So, reading between the lines, it seems they are not signing up any new customers.

The corollary being that they may therefore continue to support existing ones?  I can see lifetime-subbed Tivos on fleece-u-bay sky-rocketing in silly priciness.


----------



## PhilG (Jan 15, 2002)

Automan said:


> At least it gives an email contact address which hopefully is valid.
> 
> Otherwise it looks much the same to me.
> 
> Automan.


AND the agreement is with Tivo Inc (not BSKYB or Virgin)

I think the fact that they've even bothered to do this feels like a "good thing" 

PS It's a shame that the title of this thread is so vague


----------



## PhilG (Jan 15, 2002)

spitfires said:


> I can see lifetime-subbed Tivos on fleece-u-bay sky-rocketing in silly priciness.


But don't forget, us monthly-subbers are (currently) not paying either, so (for now) there is no difference between lifetime and monthly subscriptions!


----------



## TCM2007 (Dec 25, 2006)

It's not new, but for the "thay can't take my lifetime away it wouldn't be legal" crew:



> TiVo reserves the right to terminate your account and this Agreement for any other reason or no reason if TiVo gives you at least 30 days advance notice of such termination


----------



## Trinitron (Jan 20, 2003)

With no income stream from UK S1 users and no standalone boxes on the horizon, these announcements puzzle me no end. How long before we are studying clauses 6 and 15 more closely...?


----------



## Trinitron (Jan 20, 2003)

TCM2007 said:


> It's not new, but for the "thay can't take my lifetime away it wouldn't be legal" crew:


There's also, for a large number of users:


> (14) The subscription remains in effect ... even if you upgrade your TiVo DVR to increase storage capacity (though such upgrades, if not performed by TiVo or a TiVo-authorized third party, will void the warranty on your TiVo DVR *and constitute a breach of this Agreement*)

List of tasks:
A. In the TiVo forum thread, how many days of advance notice must TiVo give before terminating an account for any other reason or no reason?
B. Can you rewrite the lines of the records from the one containing "- weekly-sales-list: Top" through the one containing "- weekly-sales-card: Weekly", substituting "magnifier-icon" for "search-icon" and leaving all else as it stands? Give only those lines.
The records are unrelated to the TiVo forum thread.

Material for this exercise:
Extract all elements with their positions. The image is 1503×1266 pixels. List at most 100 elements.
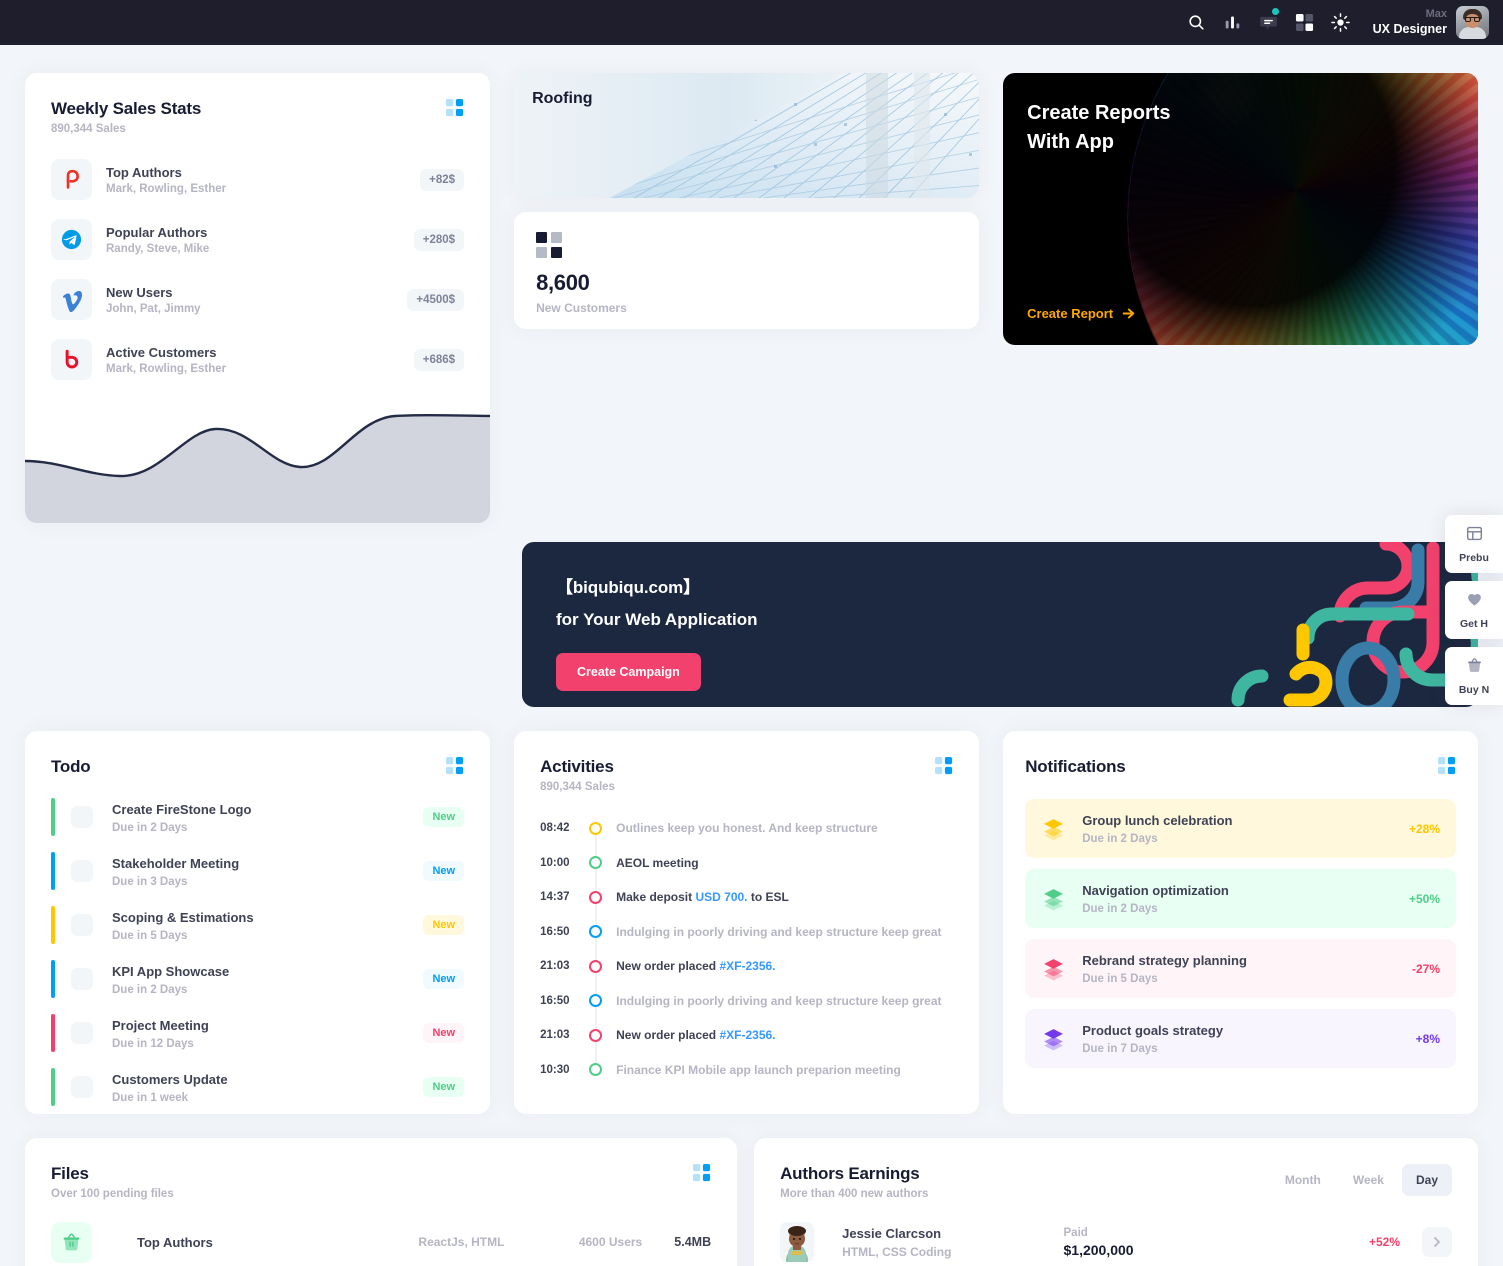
- weekly-sales-list: Top Authors Mark, Rowling, Esther +82$ P…: [51, 159, 465, 380]
- weekly-sales-header: Weekly Sales Stats 890,344 Sales: [51, 99, 464, 135]
- search-icon[interactable]: [1179, 5, 1215, 41]
- weekly-sales-card: Weekly Sales Stats 890,344 Sales Top Aut…: [25, 73, 491, 523]
- left-column: Weekly Sales Stats 890,344 Sales Top Aut…: [25, 73, 491, 523]
- list-item-value: +82$: [420, 168, 465, 191]
- create-report-label: Create Report: [1027, 306, 1114, 321]
- list-item[interactable]: KPI App Showcase Due in 2 Days New: [51, 960, 465, 998]
- list-item[interactable]: 21:03 New order placed #XF-2356.: [540, 1018, 953, 1053]
- notifications-card: Notifications Group lunch celebration Du…: [1003, 731, 1478, 1114]
- more-options-icon[interactable]: [446, 757, 464, 775]
- list-item[interactable]: New Users John, Pat, Jimmy +4500$: [51, 279, 465, 320]
- list-item[interactable]: 16:50 Indulging in poorly driving and ke…: [540, 915, 953, 950]
- rail-buy-now-button[interactable]: Buy N: [1445, 647, 1503, 705]
- list-item[interactable]: 16:50 Indulging in poorly driving and ke…: [540, 984, 953, 1019]
- squares-icon: [536, 232, 957, 258]
- list-item[interactable]: 08:42 Outlines keep you honest. And keep…: [540, 811, 953, 846]
- todo-list: Create FireStone Logo Due in 2 Days New …: [51, 798, 465, 1106]
- list-item[interactable]: Project Meeting Due in 12 Days New: [51, 1014, 465, 1052]
- list-item-subtitle: Due in 2 Days: [1082, 833, 1158, 845]
- layout-icon: [1466, 526, 1482, 541]
- list-item[interactable]: Popular Authors Randy, Steve, Mike +280$: [51, 219, 465, 260]
- table-cell-tech: ReactJs, HTML: [418, 1235, 505, 1249]
- table-row[interactable]: Top Authors ReactJs, HTML 4600 Users 5.4…: [51, 1214, 711, 1266]
- chart-bar-icon[interactable]: [1215, 5, 1251, 41]
- table-cell-users: 4600 Users: [578, 1235, 643, 1249]
- todo-checkbox[interactable]: [71, 806, 93, 828]
- rail-prebuilt-button[interactable]: Prebu: [1445, 515, 1503, 573]
- list-item-subtitle: Due in 5 Days: [112, 929, 188, 942]
- create-report-link[interactable]: Create Report: [1027, 306, 1135, 321]
- list-item-subtitle: Mark, Rowling, Esther: [106, 362, 227, 375]
- grid-apps-icon[interactable]: [1287, 5, 1323, 41]
- tab-day[interactable]: Day: [1401, 1164, 1452, 1196]
- list-item[interactable]: Navigation optimization Due in 2 Days +5…: [1025, 869, 1456, 928]
- list-item[interactable]: Customers Update Due in 1 week New: [51, 1068, 465, 1106]
- more-options-icon[interactable]: [935, 757, 953, 775]
- create-campaign-button[interactable]: Create Campaign: [556, 653, 701, 691]
- middle-row: Todo Create FireStone Logo Due in 2 Days…: [25, 731, 1478, 1114]
- telegram-icon: [51, 219, 92, 260]
- activity-text: New order placed: [616, 959, 720, 974]
- table-row[interactable]: Jessie Clarcson HTML, CSS Coding Paid $1…: [780, 1212, 1453, 1266]
- list-item[interactable]: 21:03 New order placed #XF-2356.: [540, 949, 953, 984]
- list-item-subtitle: Due in 7 Days: [1082, 1043, 1158, 1055]
- activities-title: Activities: [540, 757, 614, 776]
- chevron-right-icon[interactable]: [1422, 1227, 1453, 1257]
- todo-checkbox[interactable]: [71, 860, 93, 882]
- todo-checkbox[interactable]: [71, 1076, 93, 1098]
- todo-checkbox[interactable]: [71, 1022, 93, 1044]
- todo-title: Todo: [51, 757, 91, 776]
- priority-bar: [51, 852, 55, 890]
- tab-month[interactable]: Month: [1271, 1164, 1335, 1196]
- user-menu[interactable]: Max UX Designer: [1373, 6, 1489, 39]
- list-item-title: Active Customers: [106, 344, 217, 360]
- list-item[interactable]: Group lunch celebration Due in 2 Days +2…: [1025, 799, 1456, 858]
- list-item[interactable]: Create FireStone Logo Due in 2 Days New: [51, 798, 465, 836]
- files-header: Files Over 100 pending files: [51, 1164, 711, 1200]
- more-options-icon[interactable]: [446, 99, 464, 117]
- rail-get-help-button[interactable]: Get H: [1445, 581, 1503, 639]
- list-item[interactable]: Top Authors Mark, Rowling, Esther +82$: [51, 159, 465, 200]
- chat-icon[interactable]: [1251, 5, 1287, 41]
- table-cell-name: Jessie Clarcson: [842, 1225, 942, 1241]
- list-item-title: Popular Authors: [106, 224, 208, 240]
- todo-checkbox[interactable]: [71, 914, 93, 936]
- list-item[interactable]: Product goals strategy Due in 7 Days +8%: [1025, 1009, 1456, 1068]
- list-item[interactable]: 10:30 Finance KPI Mobile app launch prep…: [540, 1053, 953, 1088]
- tab-week[interactable]: Week: [1339, 1164, 1398, 1196]
- list-item[interactable]: 14:37 Make deposit USD 700. to ESL: [540, 880, 953, 915]
- list-item[interactable]: 10:00 AEOL meeting: [540, 846, 953, 881]
- avatar[interactable]: [1456, 6, 1489, 39]
- percent-value: +28%: [1408, 821, 1440, 836]
- todo-checkbox[interactable]: [71, 968, 93, 990]
- activity-time: 08:42: [540, 822, 570, 835]
- brightness-icon[interactable]: [1323, 5, 1359, 41]
- list-item[interactable]: Scoping & Estimations Due in 5 Days New: [51, 906, 465, 944]
- activity-link[interactable]: #XF-2356.: [719, 959, 775, 973]
- status-dot: [589, 1028, 603, 1042]
- more-options-icon[interactable]: [1438, 757, 1456, 775]
- more-options-icon[interactable]: [693, 1164, 711, 1182]
- list-item[interactable]: Active Customers Mark, Rowling, Esther +…: [51, 339, 465, 380]
- list-item-subtitle: Due in 12 Days: [112, 1037, 194, 1050]
- list-item-title: Group lunch celebration: [1082, 813, 1233, 828]
- status-badge: New: [423, 861, 465, 881]
- rail-buy-now-label: Buy N: [1458, 684, 1490, 696]
- weekly-sales-subtitle: 890,344 Sales: [51, 123, 126, 135]
- list-item[interactable]: Stakeholder Meeting Due in 3 Days New: [51, 852, 465, 890]
- list-item-title: Customers Update: [112, 1071, 228, 1087]
- activities-subtitle: 890,344 Sales: [540, 781, 615, 793]
- activity-link[interactable]: USD 700.: [695, 890, 747, 904]
- files-list: Top Authors ReactJs, HTML 4600 Users 5.4…: [51, 1214, 711, 1266]
- roofing-card[interactable]: Roofing: [514, 73, 980, 198]
- status-badge: New: [423, 969, 465, 989]
- list-item[interactable]: Rebrand strategy planning Due in 5 Days …: [1025, 939, 1456, 998]
- priority-bar: [51, 960, 55, 998]
- earnings-title: Authors Earnings: [780, 1164, 920, 1183]
- table-cell-role: HTML, CSS Coding: [842, 1244, 952, 1259]
- activity-link[interactable]: #XF-2356.: [719, 1028, 775, 1042]
- list-item-title: Create FireStone Logo: [112, 801, 252, 817]
- activity-text: Finance KPI Mobile app launch preparion …: [616, 1062, 901, 1077]
- user-role: UX Designer: [1372, 21, 1447, 36]
- authors-earnings-card: Authors Earnings More than 400 new autho…: [754, 1138, 1478, 1266]
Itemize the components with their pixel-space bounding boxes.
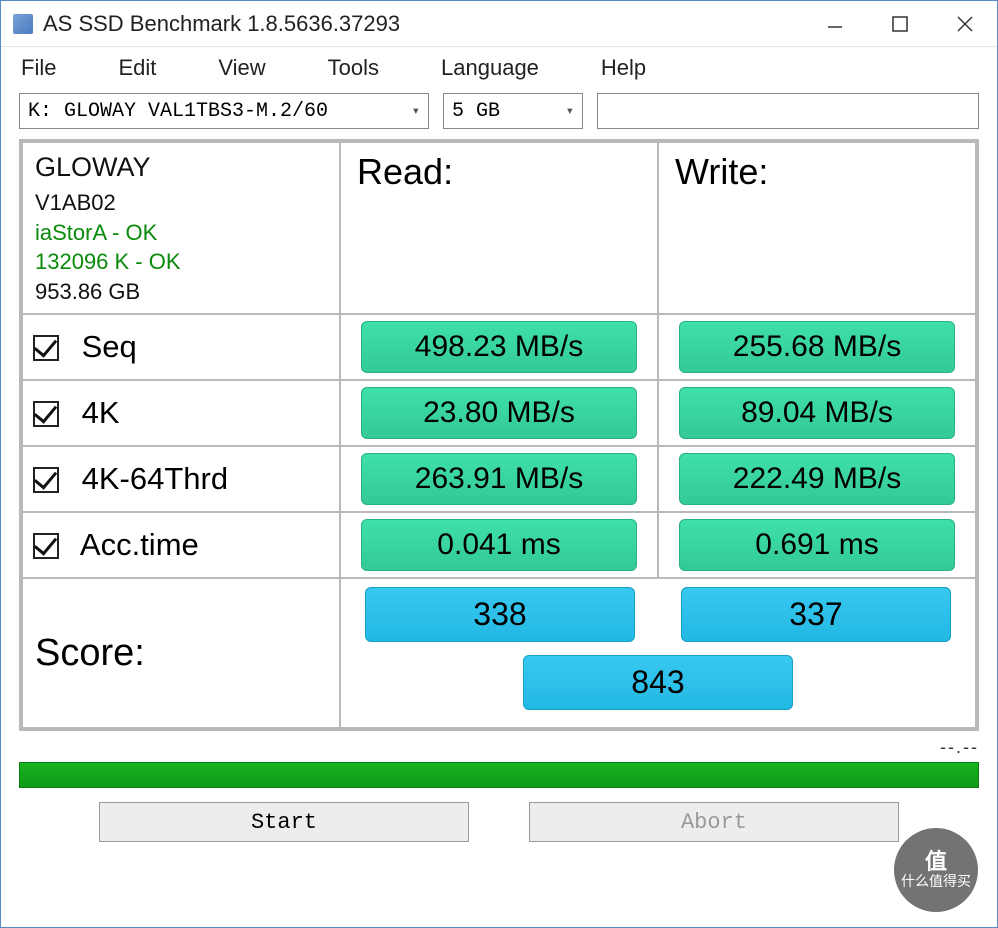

Correct answers:
A. At least 30 days.

B.
- weekly-sales-list: Top Authors Mark, Rowling, Esther +82$ P…: [51, 159, 465, 380]
- weekly-sales-header: Weekly Sales Stats 890,344 Sales: [51, 99, 464, 135]
- magnifier-icon[interactable]: [1179, 5, 1215, 41]
- weekly-sales-card: Weekly Sales Stats 890,344 Sales Top Aut…: [25, 73, 491, 523]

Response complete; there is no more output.